## [Supplied data]
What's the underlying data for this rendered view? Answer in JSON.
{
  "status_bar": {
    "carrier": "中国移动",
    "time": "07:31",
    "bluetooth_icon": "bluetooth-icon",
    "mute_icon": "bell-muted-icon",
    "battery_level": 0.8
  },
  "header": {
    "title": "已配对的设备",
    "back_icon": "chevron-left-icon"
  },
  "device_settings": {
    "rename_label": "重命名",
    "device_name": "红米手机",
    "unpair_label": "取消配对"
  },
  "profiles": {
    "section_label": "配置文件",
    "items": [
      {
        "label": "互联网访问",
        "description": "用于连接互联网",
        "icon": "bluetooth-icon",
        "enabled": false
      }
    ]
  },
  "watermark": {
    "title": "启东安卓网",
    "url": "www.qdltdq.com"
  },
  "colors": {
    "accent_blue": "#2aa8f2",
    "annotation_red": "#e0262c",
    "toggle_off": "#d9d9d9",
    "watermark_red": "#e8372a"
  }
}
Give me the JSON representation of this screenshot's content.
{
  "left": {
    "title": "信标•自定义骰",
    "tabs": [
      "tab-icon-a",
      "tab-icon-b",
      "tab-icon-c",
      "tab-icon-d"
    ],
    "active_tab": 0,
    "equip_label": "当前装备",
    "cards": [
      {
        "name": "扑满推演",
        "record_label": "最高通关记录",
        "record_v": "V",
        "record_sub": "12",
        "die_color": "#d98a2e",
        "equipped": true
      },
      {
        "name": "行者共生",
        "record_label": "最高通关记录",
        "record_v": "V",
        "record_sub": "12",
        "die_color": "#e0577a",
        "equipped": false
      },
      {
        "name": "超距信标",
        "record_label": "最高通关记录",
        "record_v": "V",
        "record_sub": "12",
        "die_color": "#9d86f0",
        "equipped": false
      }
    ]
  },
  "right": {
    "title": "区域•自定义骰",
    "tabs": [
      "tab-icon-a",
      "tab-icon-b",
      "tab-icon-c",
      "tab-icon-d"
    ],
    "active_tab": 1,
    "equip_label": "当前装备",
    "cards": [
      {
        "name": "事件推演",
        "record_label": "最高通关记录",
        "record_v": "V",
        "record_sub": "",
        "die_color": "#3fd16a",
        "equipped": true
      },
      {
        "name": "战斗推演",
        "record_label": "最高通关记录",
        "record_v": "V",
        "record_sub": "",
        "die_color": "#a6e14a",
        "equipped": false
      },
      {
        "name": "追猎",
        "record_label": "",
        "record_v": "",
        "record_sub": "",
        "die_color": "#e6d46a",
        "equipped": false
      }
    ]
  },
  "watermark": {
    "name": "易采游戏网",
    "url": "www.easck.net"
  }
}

## [Description of the task]
All of the data must be returned exactly.

## [Solution to the problem]
What's the underlying data for this rendered view? Answer in JSON.
{
  "status_bar": {
    "carrier": "中国移动",
    "time": "07:31",
    "bluetooth_icon": "bluetooth-icon",
    "mute_icon": "bell-muted-icon",
    "battery_level": 0.8
  },
  "header": {
    "title": "已配对的设备",
    "back_icon": "chevron-left-icon"
  },
  "device_settings": {
    "rename_label": "重命名",
    "device_name": "红米手机",
    "unpair_label": "取消配对"
  },
  "profiles": {
    "section_label": "配置文件",
    "items": [
      {
        "label": "互联网访问",
        "description": "用于连接互联网",
        "icon": "bluetooth-icon",
        "enabled": false
      }
    ]
  },
  "watermark": {
    "title": "启东安卓网",
    "url": "www.qdltdq.com"
  },
  "colors": {
    "accent_blue": "#2aa8f2",
    "annotation_red": "#e0262c",
    "toggle_off": "#d9d9d9",
    "watermark_red": "#e8372a"
  }
}
Give me the JSON representation of this screenshot's content.
{
  "left": {
    "title": "信标•自定义骰",
    "tabs": [
      "tab-icon-a",
      "tab-icon-b",
      "tab-icon-c",
      "tab-icon-d"
    ],
    "active_tab": 0,
    "equip_label": "当前装备",
    "cards": [
      {
        "name": "扑满推演",
        "record_label": "最高通关记录",
        "record_v": "V",
        "record_sub": "12",
        "die_color": "#d98a2e",
        "equipped": true
      },
      {
        "name": "行者共生",
        "record_label": "最高通关记录",
        "record_v": "V",
        "record_sub": "12",
        "die_color": "#e0577a",
        "equipped": false
      },
      {
        "name": "超距信标",
        "record_label": "最高通关记录",
        "record_v": "V",
        "record_sub": "12",
        "die_color": "#9d86f0",
        "equipped": false
      }
    ]
  },
  "right": {
    "title": "区域•自定义骰",
    "tabs": [
      "tab-icon-a",
      "tab-icon-b",
      "tab-icon-c",
      "tab-icon-d"
    ],
    "active_tab": 1,
    "equip_label": "当前装备",
    "cards": [
      {
        "name": "事件推演",
        "record_label": "最高通关记录",
        "record_v": "V",
        "record_sub": "",
        "die_color": "#3fd16a",
        "equipped": true
      },
      {
        "name": "战斗推演",
        "record_label": "最高通关记录",
        "record_v": "V",
        "record_sub": "",
        "die_color": "#a6e14a",
        "equipped": false
      },
      {
        "name": "追猎",
        "record_label": "",
        "record_v": "",
        "record_sub": "",
        "die_color": "#e6d46a",
        "equipped": false
      }
    ]
  },
  "watermark": {
    "name": "易采游戏网",
    "url": "www.easck.net"
  }
}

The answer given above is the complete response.